**What you need to do**
Locate each line in the records containing "conformity". Copy it.

**Provided entries**
○ ○ ○ ○ ○
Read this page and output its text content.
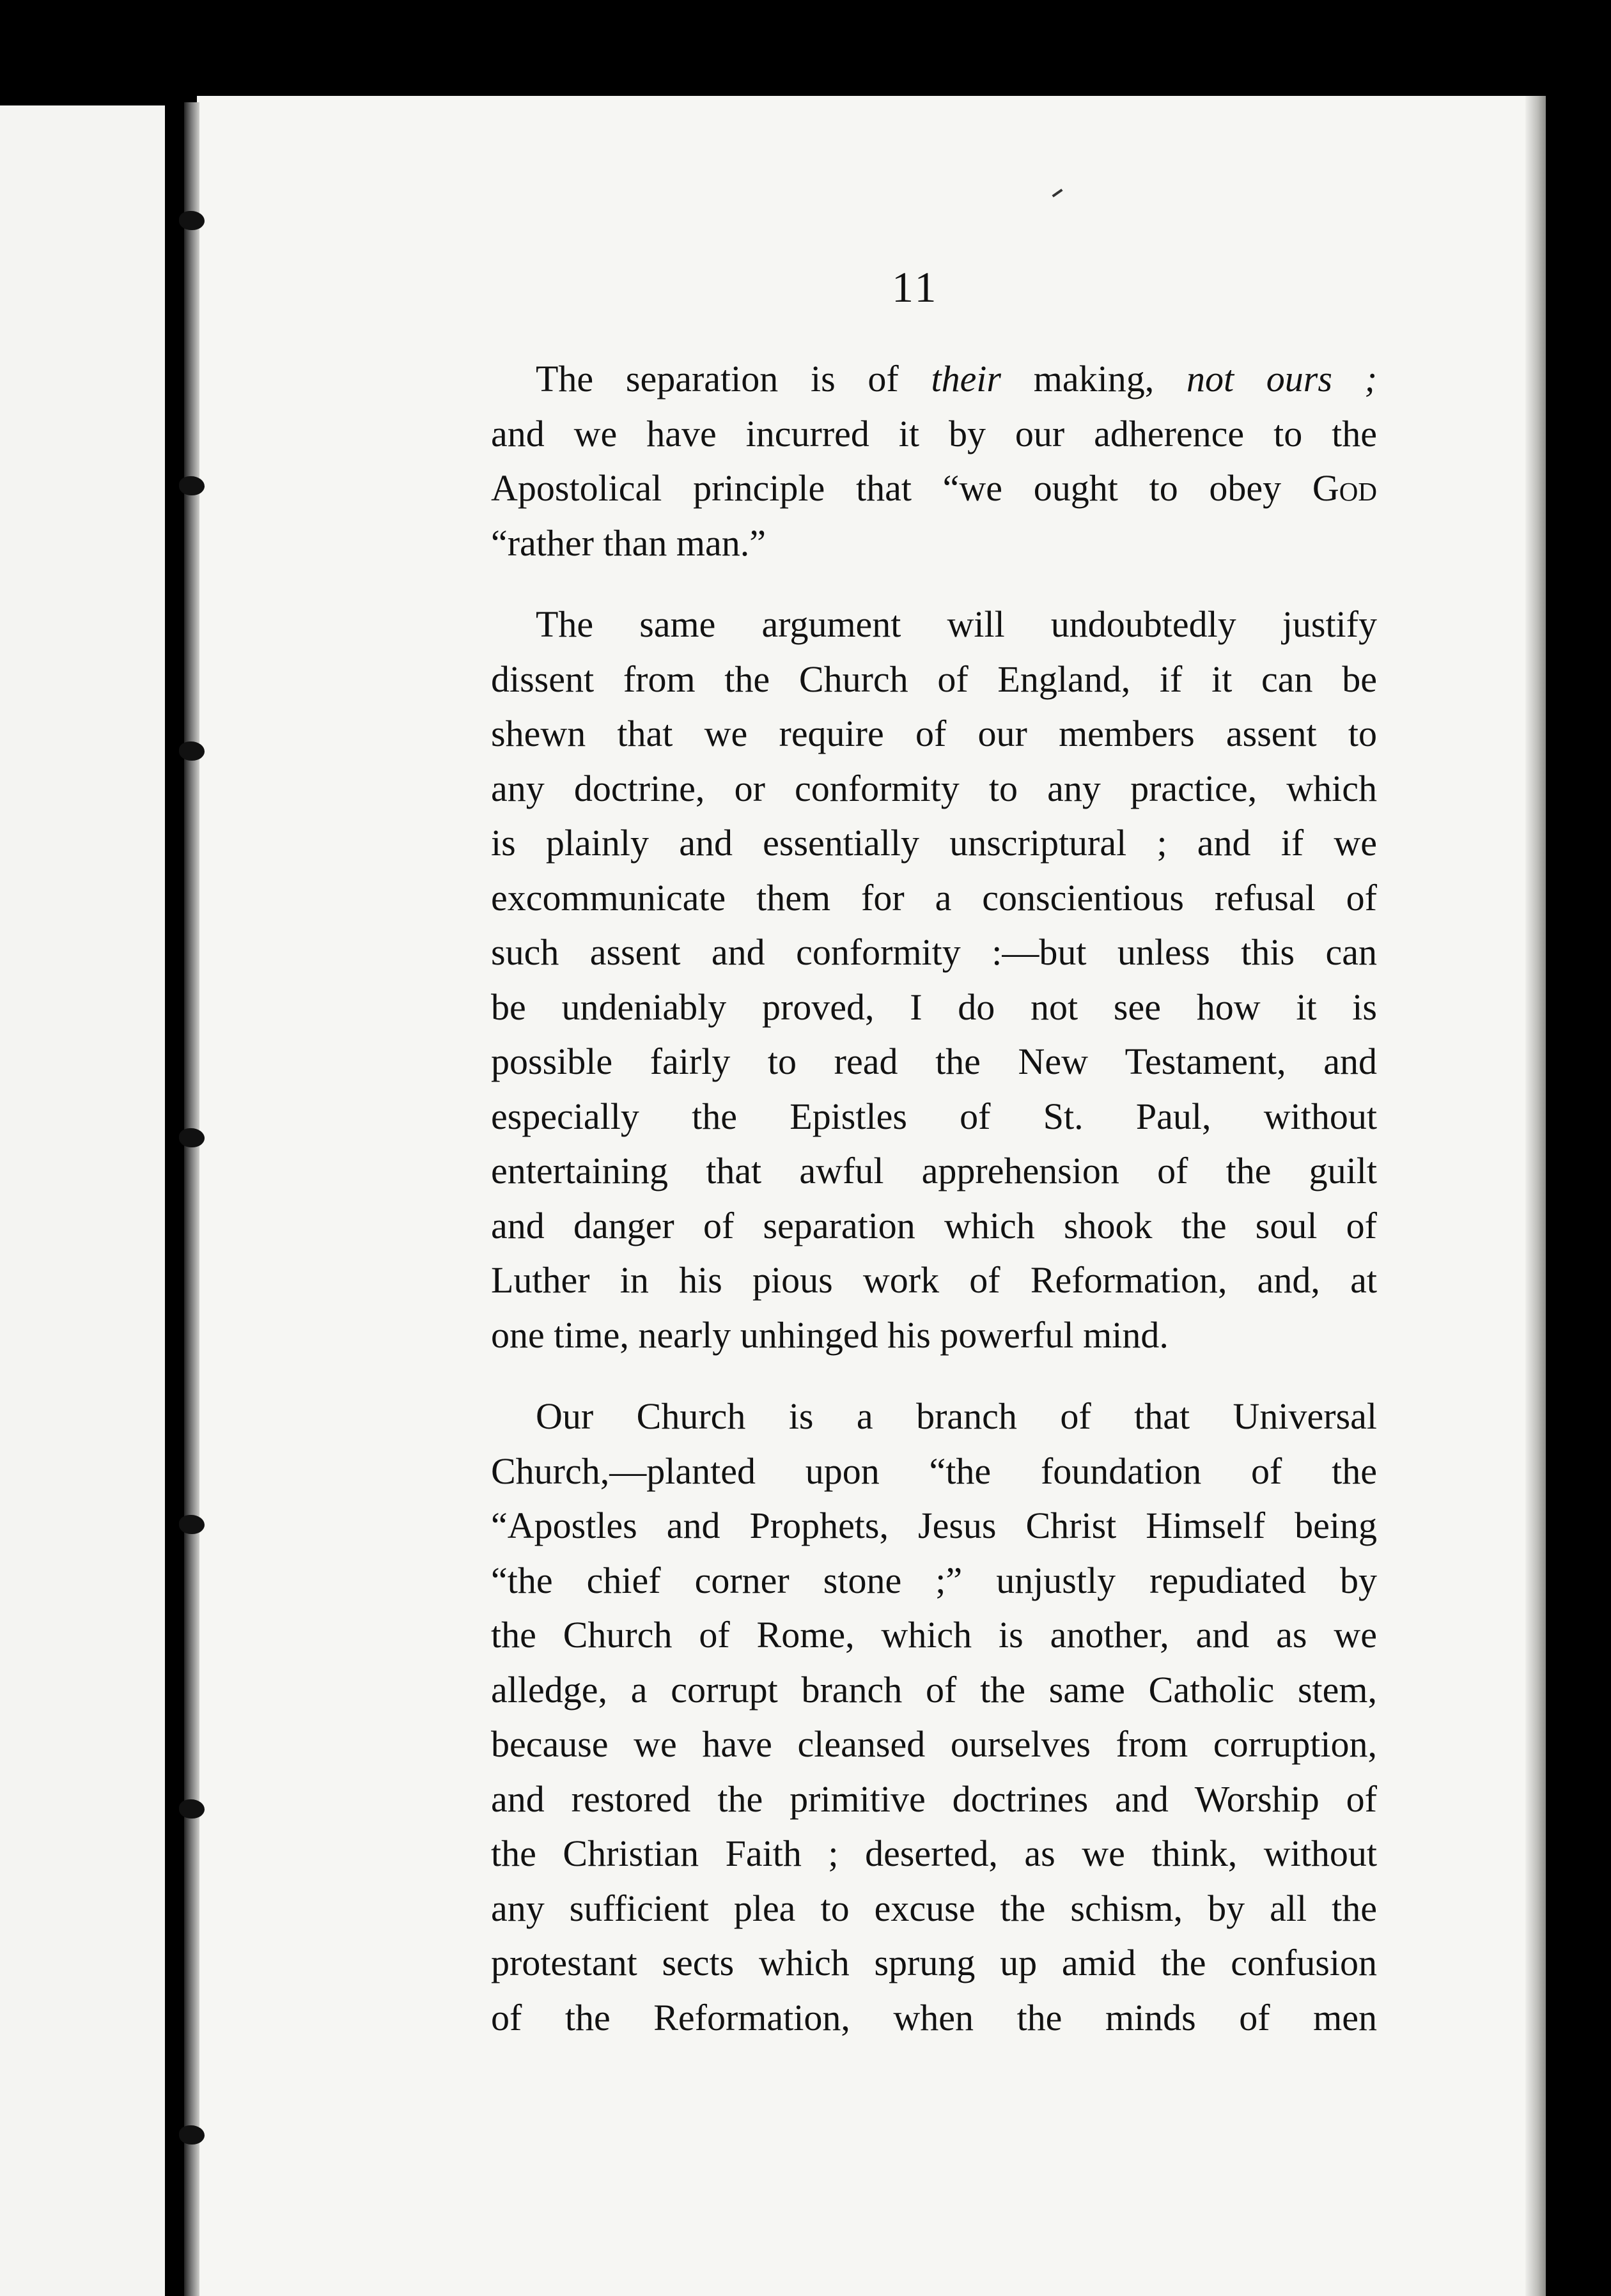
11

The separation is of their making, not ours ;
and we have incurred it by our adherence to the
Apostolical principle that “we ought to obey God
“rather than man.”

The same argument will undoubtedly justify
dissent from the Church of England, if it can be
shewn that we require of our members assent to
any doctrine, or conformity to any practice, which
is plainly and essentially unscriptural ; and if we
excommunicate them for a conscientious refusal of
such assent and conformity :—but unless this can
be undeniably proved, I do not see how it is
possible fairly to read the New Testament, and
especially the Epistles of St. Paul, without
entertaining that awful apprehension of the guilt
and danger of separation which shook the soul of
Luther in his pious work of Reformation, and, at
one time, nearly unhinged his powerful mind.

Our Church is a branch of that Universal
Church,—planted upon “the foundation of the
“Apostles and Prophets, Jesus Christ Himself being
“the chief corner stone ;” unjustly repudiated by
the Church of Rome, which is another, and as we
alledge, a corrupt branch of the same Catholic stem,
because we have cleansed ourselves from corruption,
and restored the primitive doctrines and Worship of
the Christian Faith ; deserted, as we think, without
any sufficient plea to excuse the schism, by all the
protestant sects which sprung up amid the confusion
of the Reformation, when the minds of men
○ ○ ○ ○ ○
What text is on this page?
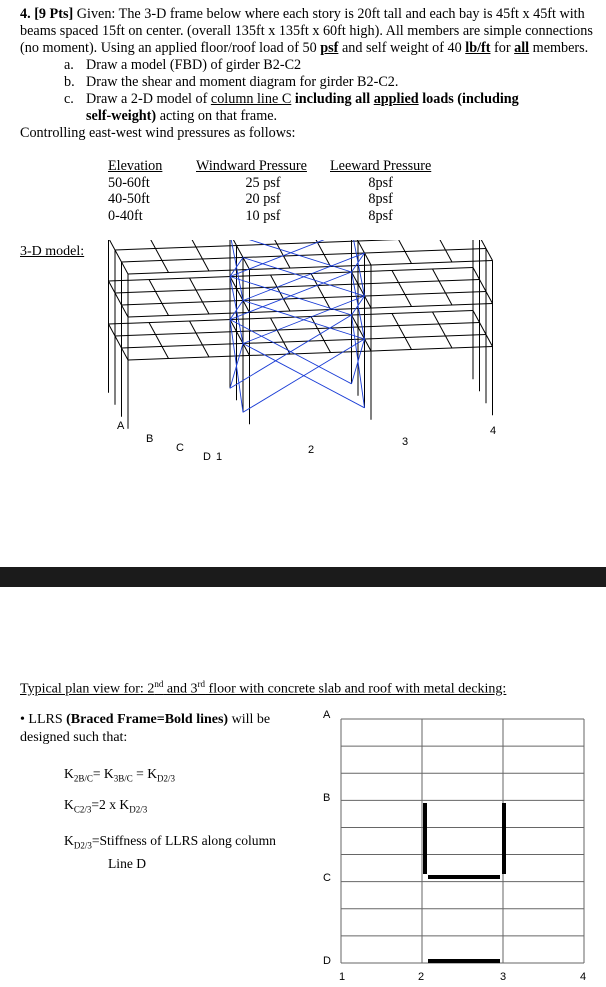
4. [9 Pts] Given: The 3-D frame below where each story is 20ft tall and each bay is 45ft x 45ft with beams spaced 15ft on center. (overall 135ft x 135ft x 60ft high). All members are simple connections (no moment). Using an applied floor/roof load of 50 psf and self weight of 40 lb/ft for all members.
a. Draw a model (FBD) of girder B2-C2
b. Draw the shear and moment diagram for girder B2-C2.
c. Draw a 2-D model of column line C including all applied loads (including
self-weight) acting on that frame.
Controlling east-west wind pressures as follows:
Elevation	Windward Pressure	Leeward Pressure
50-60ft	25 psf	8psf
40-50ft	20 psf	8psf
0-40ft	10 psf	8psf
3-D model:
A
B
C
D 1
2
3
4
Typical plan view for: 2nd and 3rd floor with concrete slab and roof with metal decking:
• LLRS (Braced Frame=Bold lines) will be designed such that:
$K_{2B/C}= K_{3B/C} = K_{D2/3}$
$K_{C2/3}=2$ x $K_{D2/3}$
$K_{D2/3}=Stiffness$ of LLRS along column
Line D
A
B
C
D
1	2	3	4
○ ○ ○ ○ ○
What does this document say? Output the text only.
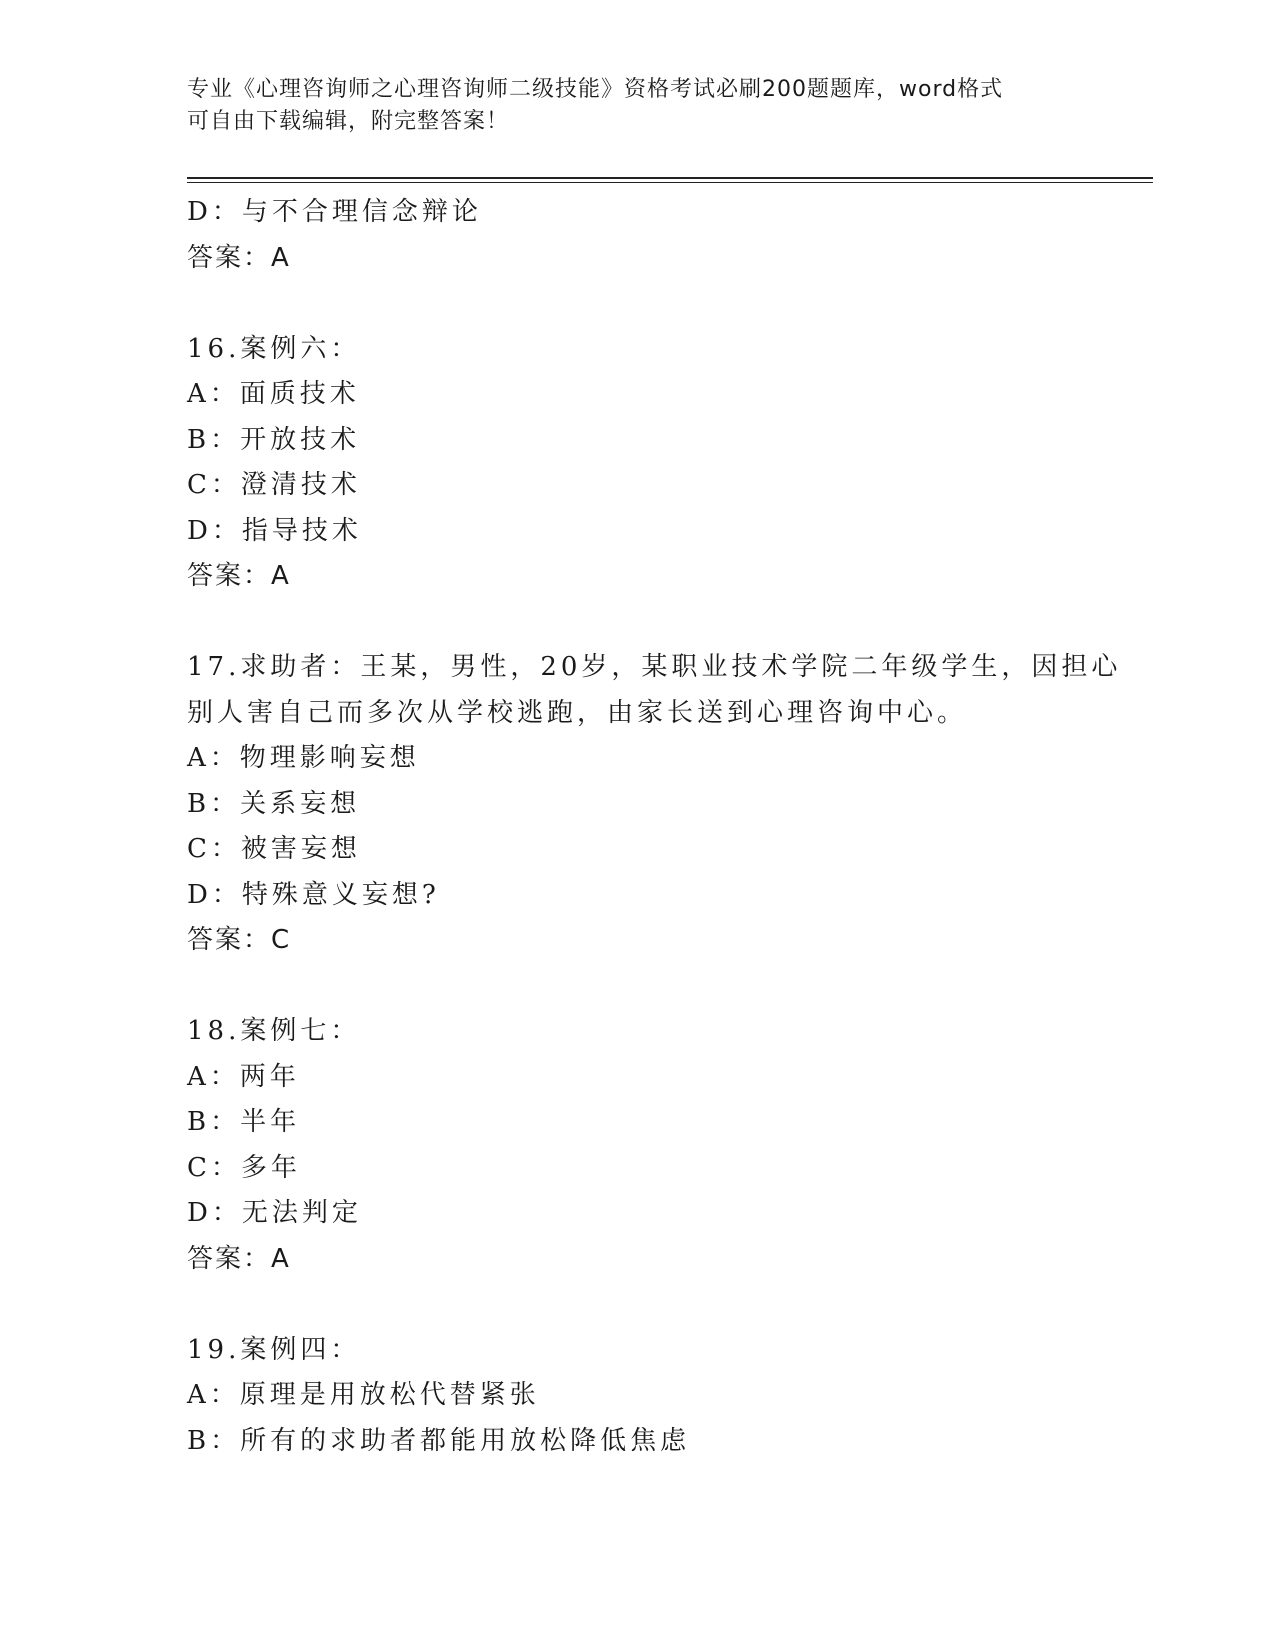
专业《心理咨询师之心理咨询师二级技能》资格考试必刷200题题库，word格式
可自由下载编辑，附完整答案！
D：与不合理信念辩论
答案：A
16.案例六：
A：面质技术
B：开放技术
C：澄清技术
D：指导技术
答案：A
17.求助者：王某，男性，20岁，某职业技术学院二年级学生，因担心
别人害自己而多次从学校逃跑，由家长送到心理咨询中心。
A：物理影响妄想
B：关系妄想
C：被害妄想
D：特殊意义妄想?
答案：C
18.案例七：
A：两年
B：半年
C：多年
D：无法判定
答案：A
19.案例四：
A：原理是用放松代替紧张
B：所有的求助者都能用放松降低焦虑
○ ○ ○ ○ ○
**Result of this exercise**
any doctrine, or conformity to any practice, which
such assent and conformity :—but unless this can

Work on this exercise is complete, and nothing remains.